Figure content listings:
——————
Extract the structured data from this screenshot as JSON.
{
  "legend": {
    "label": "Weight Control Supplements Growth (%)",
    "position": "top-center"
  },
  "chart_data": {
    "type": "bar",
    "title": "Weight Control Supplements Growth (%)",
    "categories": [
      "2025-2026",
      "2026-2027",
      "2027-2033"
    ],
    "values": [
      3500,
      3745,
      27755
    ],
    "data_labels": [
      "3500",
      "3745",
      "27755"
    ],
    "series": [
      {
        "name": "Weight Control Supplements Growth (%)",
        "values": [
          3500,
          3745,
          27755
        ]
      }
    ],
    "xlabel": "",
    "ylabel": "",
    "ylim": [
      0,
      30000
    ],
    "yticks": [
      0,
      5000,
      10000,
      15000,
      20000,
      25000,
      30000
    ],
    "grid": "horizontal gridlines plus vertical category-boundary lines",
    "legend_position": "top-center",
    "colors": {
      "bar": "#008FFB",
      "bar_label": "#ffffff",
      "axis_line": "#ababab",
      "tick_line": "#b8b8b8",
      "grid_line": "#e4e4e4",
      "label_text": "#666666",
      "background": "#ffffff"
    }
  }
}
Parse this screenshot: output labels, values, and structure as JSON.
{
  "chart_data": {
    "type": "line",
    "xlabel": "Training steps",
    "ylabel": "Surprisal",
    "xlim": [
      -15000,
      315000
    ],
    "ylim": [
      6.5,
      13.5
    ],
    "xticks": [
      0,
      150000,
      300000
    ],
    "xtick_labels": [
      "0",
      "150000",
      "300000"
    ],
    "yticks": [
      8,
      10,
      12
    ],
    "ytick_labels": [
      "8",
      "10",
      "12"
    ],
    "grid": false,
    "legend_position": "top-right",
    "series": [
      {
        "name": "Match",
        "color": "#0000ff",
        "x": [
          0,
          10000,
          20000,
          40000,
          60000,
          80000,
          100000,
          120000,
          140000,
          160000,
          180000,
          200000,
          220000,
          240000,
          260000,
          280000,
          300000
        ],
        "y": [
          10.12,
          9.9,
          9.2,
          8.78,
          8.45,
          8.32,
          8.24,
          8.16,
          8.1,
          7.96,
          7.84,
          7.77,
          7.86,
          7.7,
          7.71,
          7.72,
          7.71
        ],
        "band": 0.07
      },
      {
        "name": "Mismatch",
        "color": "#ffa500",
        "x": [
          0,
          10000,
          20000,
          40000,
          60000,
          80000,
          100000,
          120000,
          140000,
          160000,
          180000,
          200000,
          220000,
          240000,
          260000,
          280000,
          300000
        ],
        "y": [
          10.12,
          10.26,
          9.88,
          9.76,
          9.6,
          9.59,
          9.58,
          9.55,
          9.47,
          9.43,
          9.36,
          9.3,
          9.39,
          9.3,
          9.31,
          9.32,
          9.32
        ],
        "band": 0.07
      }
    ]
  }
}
——————
## [DIRECTIONS FOR THIS TASK]
Please list every line of the records that contains "values".

## [SOLVED PROBLEM]
    "values": [
        "values": [
Parse this screenshot: output labels, values, and structure as JSON.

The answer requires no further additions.